(Supplied data):
↓

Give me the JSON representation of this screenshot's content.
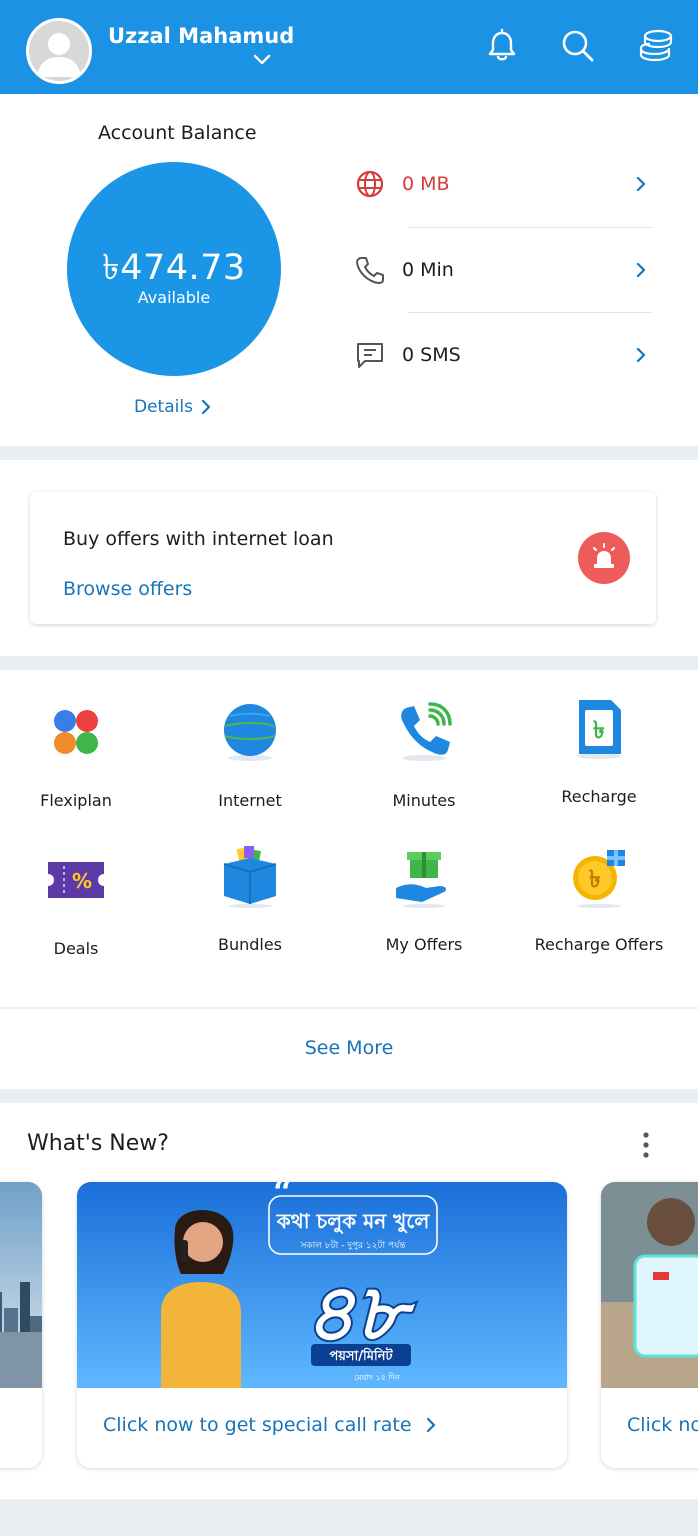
{
  "header": {
    "user_name": "Uzzal Mahamud",
    "brand_color": "#1b92e3",
    "icons": [
      "bell-icon",
      "search-icon",
      "coins-icon"
    ]
  },
  "balance": {
    "title": "Account Balance",
    "amount": "৳474.73",
    "sub": "Available",
    "details_label": "Details"
  },
  "usage": [
    {
      "icon": "globe-icon",
      "text": "0 MB",
      "color": "#d23c3c"
    },
    {
      "icon": "phone-icon",
      "text": "0 Min",
      "color": "#1d1d1d"
    },
    {
      "icon": "sms-icon",
      "text": "0 SMS",
      "color": "#1d1d1d"
    }
  ],
  "loan": {
    "title": "Buy offers with internet loan",
    "link": "Browse offers",
    "icon": "siren-icon"
  },
  "services": [
    {
      "label": "Flexiplan",
      "icon": "flexiplan-icon"
    },
    {
      "label": "Internet",
      "icon": "internet-globe-icon"
    },
    {
      "label": "Minutes",
      "icon": "minutes-phone-icon"
    },
    {
      "label": "Recharge",
      "icon": "recharge-sim-icon"
    },
    {
      "label": "Deals",
      "icon": "deals-ticket-icon"
    },
    {
      "label": "Bundles",
      "icon": "bundles-box-icon"
    },
    {
      "label": "My Offers",
      "icon": "gift-hand-icon"
    },
    {
      "label": "Recharge Offers",
      "icon": "taka-coin-icon"
    }
  ],
  "see_more": "See More",
  "news": {
    "title": "What's New?",
    "banners": [
      {
        "cta": ""
      },
      {
        "cta": "Click now to get special call rate",
        "headline": "কথা চলুক মন খুলে",
        "time_note": "সকাল ৮টা - দুপুর ১২টা পর্যন্ত",
        "rate": "৪৮",
        "unit": "পয়সা/মিনিট",
        "validity": "মেয়াদ ১৫ দিন"
      },
      {
        "cta": "Click no"
      }
    ]
  }
}
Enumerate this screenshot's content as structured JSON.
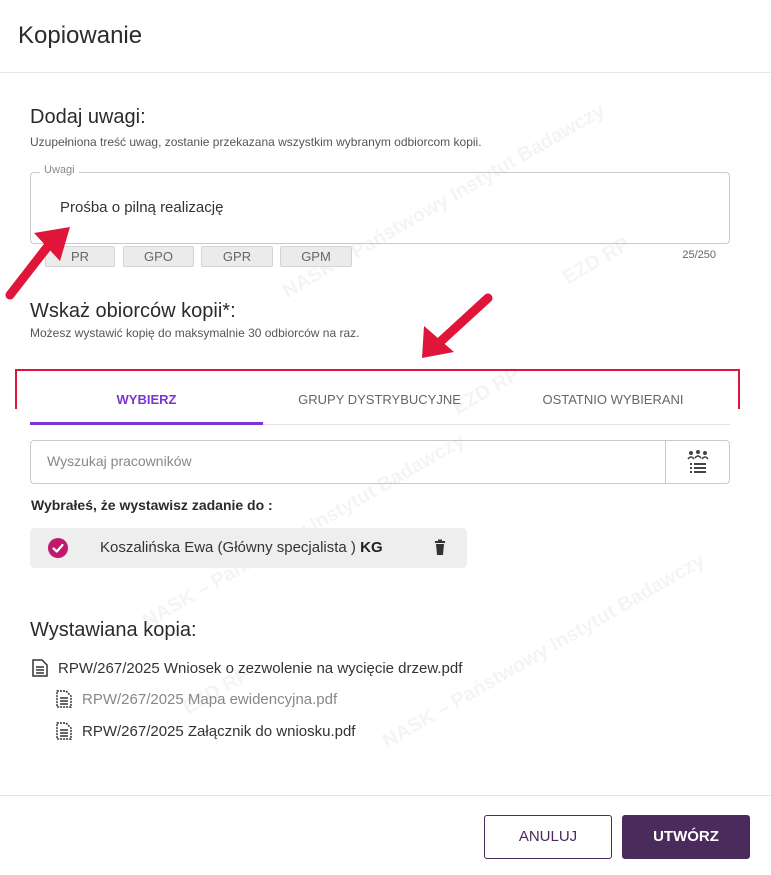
{
  "dialog": {
    "title": "Kopiowanie"
  },
  "notes": {
    "heading": "Dodaj uwagi:",
    "description": "Uzupełniona treść uwag, zostanie przekazana wszystkim wybranym odbiorcom kopii.",
    "field_label": "Uwagi",
    "value": "Prośba o pilną realizację",
    "counter": "25/250",
    "chips": [
      "PR",
      "GPO",
      "GPR",
      "GPM"
    ]
  },
  "recipients": {
    "heading": "Wskaż obiorców kopii*:",
    "description": "Możesz wystawić kopię do maksymalnie 30 odbiorców na raz.",
    "tabs": [
      {
        "label": "WYBIERZ",
        "active": true
      },
      {
        "label": "GRUPY DYSTRYBUCYJNE",
        "active": false
      },
      {
        "label": "OSTATNIO WYBIERANI",
        "active": false
      }
    ],
    "search_placeholder": "Wyszukaj pracowników",
    "search_icon": "group-list-icon",
    "selected_label": "Wybrałeś, że wystawisz zadanie do :",
    "selected": [
      {
        "name": "Koszalińska Ewa (Główny specjalista )",
        "code": "KG"
      }
    ]
  },
  "copy": {
    "heading": "Wystawiana kopia:",
    "files": [
      {
        "name": "RPW/267/2025 Wniosek o zezwolenie na wycięcie drzew.pdf",
        "level": 0,
        "muted": false
      },
      {
        "name": "RPW/267/2025 Mapa ewidencyjna.pdf",
        "level": 1,
        "muted": true
      },
      {
        "name": "RPW/267/2025 Załącznik do wniosku.pdf",
        "level": 1,
        "muted": false
      }
    ]
  },
  "footer": {
    "cancel_label": "ANULUJ",
    "create_label": "UTWÓRZ"
  },
  "watermark": {
    "text": "NASK – Państwowy Instytut Badawczy",
    "logo": "EZD RP"
  },
  "colors": {
    "accent": "#7b35d4",
    "primary_button": "#4b2a5c",
    "check": "#c0196d",
    "annotation": "#e0153a"
  }
}
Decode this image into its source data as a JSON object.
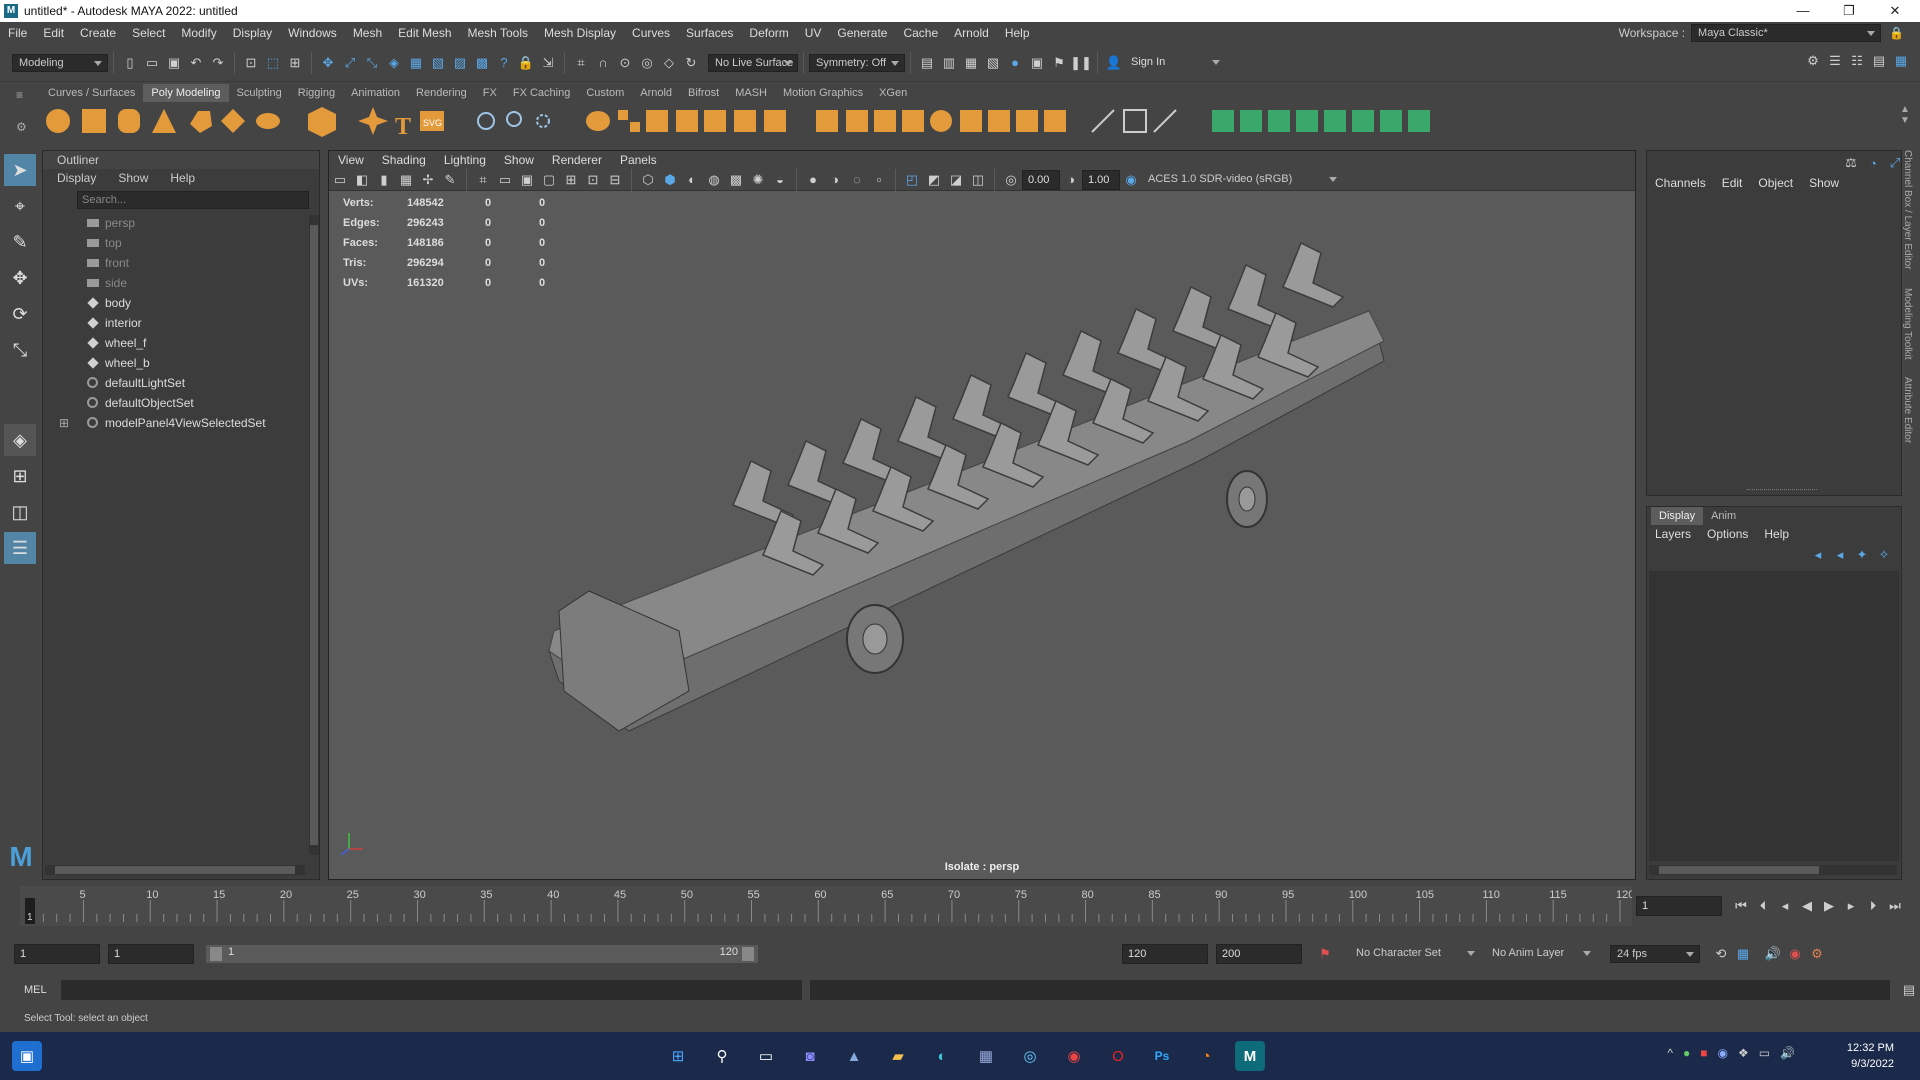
{
  "window": {
    "title": "untitled* - Autodesk MAYA 2022: untitled"
  },
  "menubar": {
    "items": [
      "File",
      "Edit",
      "Create",
      "Select",
      "Modify",
      "Display",
      "Windows",
      "Mesh",
      "Edit Mesh",
      "Mesh Tools",
      "Mesh Display",
      "Curves",
      "Surfaces",
      "Deform",
      "UV",
      "Generate",
      "Cache",
      "Arnold",
      "Help"
    ],
    "workspace_label": "Workspace :",
    "workspace_value": "Maya Classic*"
  },
  "statusline": {
    "menuset": "Modeling",
    "live_surface": "No Live Surface",
    "symmetry": "Symmetry: Off",
    "sign_in": "Sign In"
  },
  "shelf": {
    "tabs": [
      "Curves / Surfaces",
      "Poly Modeling",
      "Sculpting",
      "Rigging",
      "Animation",
      "Rendering",
      "FX",
      "FX Caching",
      "Custom",
      "Arnold",
      "Bifrost",
      "MASH",
      "Motion Graphics",
      "XGen"
    ],
    "active_tab": "Poly Modeling"
  },
  "outliner": {
    "title": "Outliner",
    "menus": [
      "Display",
      "Show",
      "Help"
    ],
    "search_placeholder": "Search...",
    "items": [
      "persp",
      "top",
      "front",
      "side",
      "body",
      "interior",
      "wheel_f",
      "wheel_b",
      "defaultLightSet",
      "defaultObjectSet",
      "modelPanel4ViewSelectedSet"
    ]
  },
  "viewport": {
    "menus": [
      "View",
      "Shading",
      "Lighting",
      "Show",
      "Renderer",
      "Panels"
    ],
    "exposure": "0.00",
    "gamma": "1.00",
    "color_space": "ACES 1.0 SDR-video (sRGB)",
    "isolate_label": "Isolate : persp",
    "hud": [
      {
        "label": "Verts:",
        "v1": "148542",
        "v2": "0",
        "v3": "0"
      },
      {
        "label": "Edges:",
        "v1": "296243",
        "v2": "0",
        "v3": "0"
      },
      {
        "label": "Faces:",
        "v1": "148186",
        "v2": "0",
        "v3": "0"
      },
      {
        "label": "Tris:",
        "v1": "296294",
        "v2": "0",
        "v3": "0"
      },
      {
        "label": "UVs:",
        "v1": "161320",
        "v2": "0",
        "v3": "0"
      }
    ]
  },
  "channelbox": {
    "menus": [
      "Channels",
      "Edit",
      "Object",
      "Show"
    ]
  },
  "layereditor": {
    "tabs": [
      "Display",
      "Anim"
    ],
    "menus": [
      "Layers",
      "Options",
      "Help"
    ]
  },
  "side_tabs": [
    "Channel Box / Layer Editor",
    "Modeling Toolkit",
    "Attribute Editor"
  ],
  "timeslider": {
    "ticks": [
      "5",
      "10",
      "15",
      "20",
      "25",
      "30",
      "35",
      "40",
      "45",
      "50",
      "55",
      "60",
      "65",
      "70",
      "75",
      "80",
      "85",
      "90",
      "95",
      "100",
      "105",
      "110",
      "115",
      "120"
    ],
    "current_marker": "1",
    "current_frame": "1"
  },
  "range": {
    "start": "1",
    "start2": "1",
    "slider_start": "1",
    "slider_end": "120",
    "end": "120",
    "end2": "200",
    "character_set": "No Character Set",
    "anim_layer": "No Anim Layer",
    "fps": "24 fps"
  },
  "cmdline": {
    "label": "MEL"
  },
  "helpline": {
    "text": "Select Tool: select an object"
  },
  "taskbar": {
    "time": "12:32 PM",
    "date": "9/3/2022"
  }
}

↑

(Goal): Track down every line with the word "this" and copy it.

(Response to the exercise):
Give me the JSON representation of this screenshot's content.
Enumerate this screenshot's content as structured JSON.
Decode this image into its source data as a JSON object.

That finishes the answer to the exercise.